■ **What the task asks**
Return the records in full, exactly as given.

■ **Exercise materials**
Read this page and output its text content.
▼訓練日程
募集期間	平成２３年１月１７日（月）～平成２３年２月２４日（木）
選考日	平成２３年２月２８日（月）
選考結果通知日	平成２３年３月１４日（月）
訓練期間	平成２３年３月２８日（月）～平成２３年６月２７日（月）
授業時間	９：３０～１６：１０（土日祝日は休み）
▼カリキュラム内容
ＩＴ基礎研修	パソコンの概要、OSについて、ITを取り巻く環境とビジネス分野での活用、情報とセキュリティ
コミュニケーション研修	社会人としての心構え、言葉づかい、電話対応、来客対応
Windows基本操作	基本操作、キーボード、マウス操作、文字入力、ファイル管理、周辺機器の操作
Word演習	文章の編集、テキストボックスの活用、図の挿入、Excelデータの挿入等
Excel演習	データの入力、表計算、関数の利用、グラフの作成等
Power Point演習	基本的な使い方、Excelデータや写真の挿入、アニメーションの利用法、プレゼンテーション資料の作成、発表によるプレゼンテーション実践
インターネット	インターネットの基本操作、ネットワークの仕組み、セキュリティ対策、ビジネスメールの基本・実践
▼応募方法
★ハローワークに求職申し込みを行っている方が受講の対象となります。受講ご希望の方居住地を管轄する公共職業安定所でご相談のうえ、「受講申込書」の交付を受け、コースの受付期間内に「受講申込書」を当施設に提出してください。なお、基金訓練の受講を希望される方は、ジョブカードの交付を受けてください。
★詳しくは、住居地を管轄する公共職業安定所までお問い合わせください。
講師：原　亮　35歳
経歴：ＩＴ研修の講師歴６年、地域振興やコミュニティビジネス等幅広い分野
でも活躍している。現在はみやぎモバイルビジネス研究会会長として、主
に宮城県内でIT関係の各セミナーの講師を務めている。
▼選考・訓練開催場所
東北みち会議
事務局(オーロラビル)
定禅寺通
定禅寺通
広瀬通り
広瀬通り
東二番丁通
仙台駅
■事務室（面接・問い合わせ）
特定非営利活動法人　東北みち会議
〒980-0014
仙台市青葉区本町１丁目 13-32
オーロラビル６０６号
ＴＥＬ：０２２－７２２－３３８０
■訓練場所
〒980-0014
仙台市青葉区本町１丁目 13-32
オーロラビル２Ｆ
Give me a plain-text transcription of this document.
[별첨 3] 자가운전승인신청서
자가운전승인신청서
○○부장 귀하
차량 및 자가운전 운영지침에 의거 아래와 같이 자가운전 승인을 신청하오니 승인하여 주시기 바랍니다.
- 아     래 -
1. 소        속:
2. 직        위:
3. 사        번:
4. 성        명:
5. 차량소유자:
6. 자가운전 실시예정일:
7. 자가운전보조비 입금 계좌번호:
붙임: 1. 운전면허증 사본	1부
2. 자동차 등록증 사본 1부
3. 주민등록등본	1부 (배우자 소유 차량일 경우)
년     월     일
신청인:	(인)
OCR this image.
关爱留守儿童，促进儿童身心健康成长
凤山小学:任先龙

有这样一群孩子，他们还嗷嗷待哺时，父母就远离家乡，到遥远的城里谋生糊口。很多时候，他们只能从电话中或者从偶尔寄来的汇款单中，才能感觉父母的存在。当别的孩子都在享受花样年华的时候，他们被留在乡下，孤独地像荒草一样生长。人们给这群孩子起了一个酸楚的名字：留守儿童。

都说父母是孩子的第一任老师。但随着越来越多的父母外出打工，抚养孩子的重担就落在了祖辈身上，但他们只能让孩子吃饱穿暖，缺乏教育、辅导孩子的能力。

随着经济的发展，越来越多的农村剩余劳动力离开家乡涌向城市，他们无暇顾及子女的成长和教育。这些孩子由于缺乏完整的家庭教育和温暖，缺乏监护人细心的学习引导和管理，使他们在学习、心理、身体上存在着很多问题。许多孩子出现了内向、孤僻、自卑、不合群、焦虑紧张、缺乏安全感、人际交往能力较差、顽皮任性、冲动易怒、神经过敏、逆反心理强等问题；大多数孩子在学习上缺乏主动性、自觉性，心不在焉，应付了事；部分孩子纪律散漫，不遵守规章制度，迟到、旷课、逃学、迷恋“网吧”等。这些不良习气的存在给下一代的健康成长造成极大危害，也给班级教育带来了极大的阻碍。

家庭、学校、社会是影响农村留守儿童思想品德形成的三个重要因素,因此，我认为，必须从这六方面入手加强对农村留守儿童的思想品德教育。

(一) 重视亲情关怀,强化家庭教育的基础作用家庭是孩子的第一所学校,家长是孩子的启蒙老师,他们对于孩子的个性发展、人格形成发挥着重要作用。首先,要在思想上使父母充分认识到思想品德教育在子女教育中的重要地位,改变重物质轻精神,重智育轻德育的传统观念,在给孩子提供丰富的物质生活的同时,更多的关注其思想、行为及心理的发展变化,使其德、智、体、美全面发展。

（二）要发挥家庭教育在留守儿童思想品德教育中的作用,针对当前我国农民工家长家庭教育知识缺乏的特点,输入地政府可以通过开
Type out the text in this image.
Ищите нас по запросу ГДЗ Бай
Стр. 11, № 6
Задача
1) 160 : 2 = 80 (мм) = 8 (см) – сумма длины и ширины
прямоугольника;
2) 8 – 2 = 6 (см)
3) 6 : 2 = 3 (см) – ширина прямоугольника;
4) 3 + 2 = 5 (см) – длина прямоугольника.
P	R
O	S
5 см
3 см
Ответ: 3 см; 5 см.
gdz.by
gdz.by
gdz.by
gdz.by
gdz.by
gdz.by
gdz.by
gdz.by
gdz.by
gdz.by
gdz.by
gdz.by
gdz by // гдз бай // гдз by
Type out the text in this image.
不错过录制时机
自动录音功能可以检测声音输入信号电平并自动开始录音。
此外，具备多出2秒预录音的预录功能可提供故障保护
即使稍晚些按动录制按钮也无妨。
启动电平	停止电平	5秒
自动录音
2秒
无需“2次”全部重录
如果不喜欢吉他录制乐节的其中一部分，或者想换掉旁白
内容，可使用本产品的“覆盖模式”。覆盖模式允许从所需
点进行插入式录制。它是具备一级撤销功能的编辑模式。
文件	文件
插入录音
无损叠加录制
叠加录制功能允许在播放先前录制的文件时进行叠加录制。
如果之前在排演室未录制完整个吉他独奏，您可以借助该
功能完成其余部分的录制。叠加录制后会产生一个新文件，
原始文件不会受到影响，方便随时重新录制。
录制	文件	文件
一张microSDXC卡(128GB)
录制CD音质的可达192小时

■ **Exercise result**
Read this page and output its text content.
▼訓練日程
募集期間	平成２３年１月１７日（月）～平成２３年２月２４日（木）
選考日	平成２３年２月２８日（月）
選考結果通知日	平成２３年３月１４日（月）
訓練期間	平成２３年３月２８日（月）～平成２３年６月２７日（月）
授業時間	９：３０～１６：１０（土日祝日は休み）
▼カリキュラム内容
ＩＴ基礎研修	パソコンの概要、OSについて、ITを取り巻く環境とビジネス分野での活用、情報とセキュリティ
コミュニケーション研修	社会人としての心構え、言葉づかい、電話対応、来客対応
Windows基本操作	基本操作、キーボード、マウス操作、文字入力、ファイル管理、周辺機器の操作
Word演習	文章の編集、テキストボックスの活用、図の挿入、Excelデータの挿入等
Excel演習	データの入力、表計算、関数の利用、グラフの作成等
Power Point演習	基本的な使い方、Excelデータや写真の挿入、アニメーションの利用法、プレゼンテーション資料の作成、発表によるプレゼンテーション実践
インターネット	インターネットの基本操作、ネットワークの仕組み、セキュリティ対策、ビジネスメールの基本・実践
▼応募方法
★ハローワークに求職申し込みを行っている方が受講の対象となります。受講ご希望の方居住地を管轄する公共職業安定所でご相談のうえ、「受講申込書」の交付を受け、コースの受付期間内に「受講申込書」を当施設に提出してください。なお、基金訓練の受講を希望される方は、ジョブカードの交付を受けてください。
★詳しくは、住居地を管轄する公共職業安定所までお問い合わせください。
講師：原　亮　35歳
経歴：ＩＴ研修の講師歴６年、地域振興やコミュニティビジネス等幅広い分野
でも活躍している。現在はみやぎモバイルビジネス研究会会長として、主
に宮城県内でIT関係の各セミナーの講師を務めている。
▼選考・訓練開催場所
東北みち会議
事務局(オーロラビル)
定禅寺通
定禅寺通
広瀬通り
広瀬通り
東二番丁通
仙台駅
■事務室（面接・問い合わせ）
特定非営利活動法人　東北みち会議
〒980-0014
仙台市青葉区本町１丁目 13-32
オーロラビル６０６号
ＴＥＬ：０２２－７２２－３３８０
■訓練場所
〒980-0014
仙台市青葉区本町１丁目 13-32
オーロラビル２Ｆ
Give me a plain-text transcription of this document.
[별첨 3] 자가운전승인신청서
자가운전승인신청서
○○부장 귀하
차량 및 자가운전 운영지침에 의거 아래와 같이 자가운전 승인을 신청하오니 승인하여 주시기 바랍니다.
- 아     래 -
1. 소        속:
2. 직        위:
3. 사        번:
4. 성        명:
5. 차량소유자:
6. 자가운전 실시예정일:
7. 자가운전보조비 입금 계좌번호:
붙임: 1. 운전면허증 사본	1부
2. 자동차 등록증 사본 1부
3. 주민등록등본	1부 (배우자 소유 차량일 경우)
년     월     일
신청인:	(인)
OCR this image.
关爱留守儿童，促进儿童身心健康成长
凤山小学:任先龙

有这样一群孩子，他们还嗷嗷待哺时，父母就远离家乡，到遥远的城里谋生糊口。很多时候，他们只能从电话中或者从偶尔寄来的汇款单中，才能感觉父母的存在。当别的孩子都在享受花样年华的时候，他们被留在乡下，孤独地像荒草一样生长。人们给这群孩子起了一个酸楚的名字：留守儿童。

都说父母是孩子的第一任老师。但随着越来越多的父母外出打工，抚养孩子的重担就落在了祖辈身上，但他们只能让孩子吃饱穿暖，缺乏教育、辅导孩子的能力。

随着经济的发展，越来越多的农村剩余劳动力离开家乡涌向城市，他们无暇顾及子女的成长和教育。这些孩子由于缺乏完整的家庭教育和温暖，缺乏监护人细心的学习引导和管理，使他们在学习、心理、身体上存在着很多问题。许多孩子出现了内向、孤僻、自卑、不合群、焦虑紧张、缺乏安全感、人际交往能力较差、顽皮任性、冲动易怒、神经过敏、逆反心理强等问题；大多数孩子在学习上缺乏主动性、自觉性，心不在焉，应付了事；部分孩子纪律散漫，不遵守规章制度，迟到、旷课、逃学、迷恋“网吧”等。这些不良习气的存在给下一代的健康成长造成极大危害，也给班级教育带来了极大的阻碍。

家庭、学校、社会是影响农村留守儿童思想品德形成的三个重要因素,因此，我认为，必须从这六方面入手加强对农村留守儿童的思想品德教育。

(一) 重视亲情关怀,强化家庭教育的基础作用家庭是孩子的第一所学校,家长是孩子的启蒙老师,他们对于孩子的个性发展、人格形成发挥着重要作用。首先,要在思想上使父母充分认识到思想品德教育在子女教育中的重要地位,改变重物质轻精神,重智育轻德育的传统观念,在给孩子提供丰富的物质生活的同时,更多的关注其思想、行为及心理的发展变化,使其德、智、体、美全面发展。

（二）要发挥家庭教育在留守儿童思想品德教育中的作用,针对当前我国农民工家长家庭教育知识缺乏的特点,输入地政府可以通过开
Type out the text in this image.
Ищите нас по запросу ГДЗ Бай
Стр. 11, № 6
Задача
1) 160 : 2 = 80 (мм) = 8 (см) – сумма длины и ширины
прямоугольника;
2) 8 – 2 = 6 (см)
3) 6 : 2 = 3 (см) – ширина прямоугольника;
4) 3 + 2 = 5 (см) – длина прямоугольника.
P	R
O	S
5 см
3 см
Ответ: 3 см; 5 см.
gdz.by
gdz.by
gdz.by
gdz.by
gdz.by
gdz.by
gdz.by
gdz.by
gdz.by
gdz.by
gdz.by
gdz.by
gdz by // гдз бай // гдз by
Type out the text in this image.
不错过录制时机
自动录音功能可以检测声音输入信号电平并自动开始录音。
此外，具备多出2秒预录音的预录功能可提供故障保护
即使稍晚些按动录制按钮也无妨。
启动电平	停止电平	5秒
自动录音
2秒
无需“2次”全部重录
如果不喜欢吉他录制乐节的其中一部分，或者想换掉旁白
内容，可使用本产品的“覆盖模式”。覆盖模式允许从所需
点进行插入式录制。它是具备一级撤销功能的编辑模式。
文件	文件
插入录音
无损叠加录制
叠加录制功能允许在播放先前录制的文件时进行叠加录制。
如果之前在排演室未录制完整个吉他独奏，您可以借助该
功能完成其余部分的录制。叠加录制后会产生一个新文件，
原始文件不会受到影响，方便随时重新录制。
录制	文件	文件
一张microSDXC卡(128GB)
录制CD音质的可达192小时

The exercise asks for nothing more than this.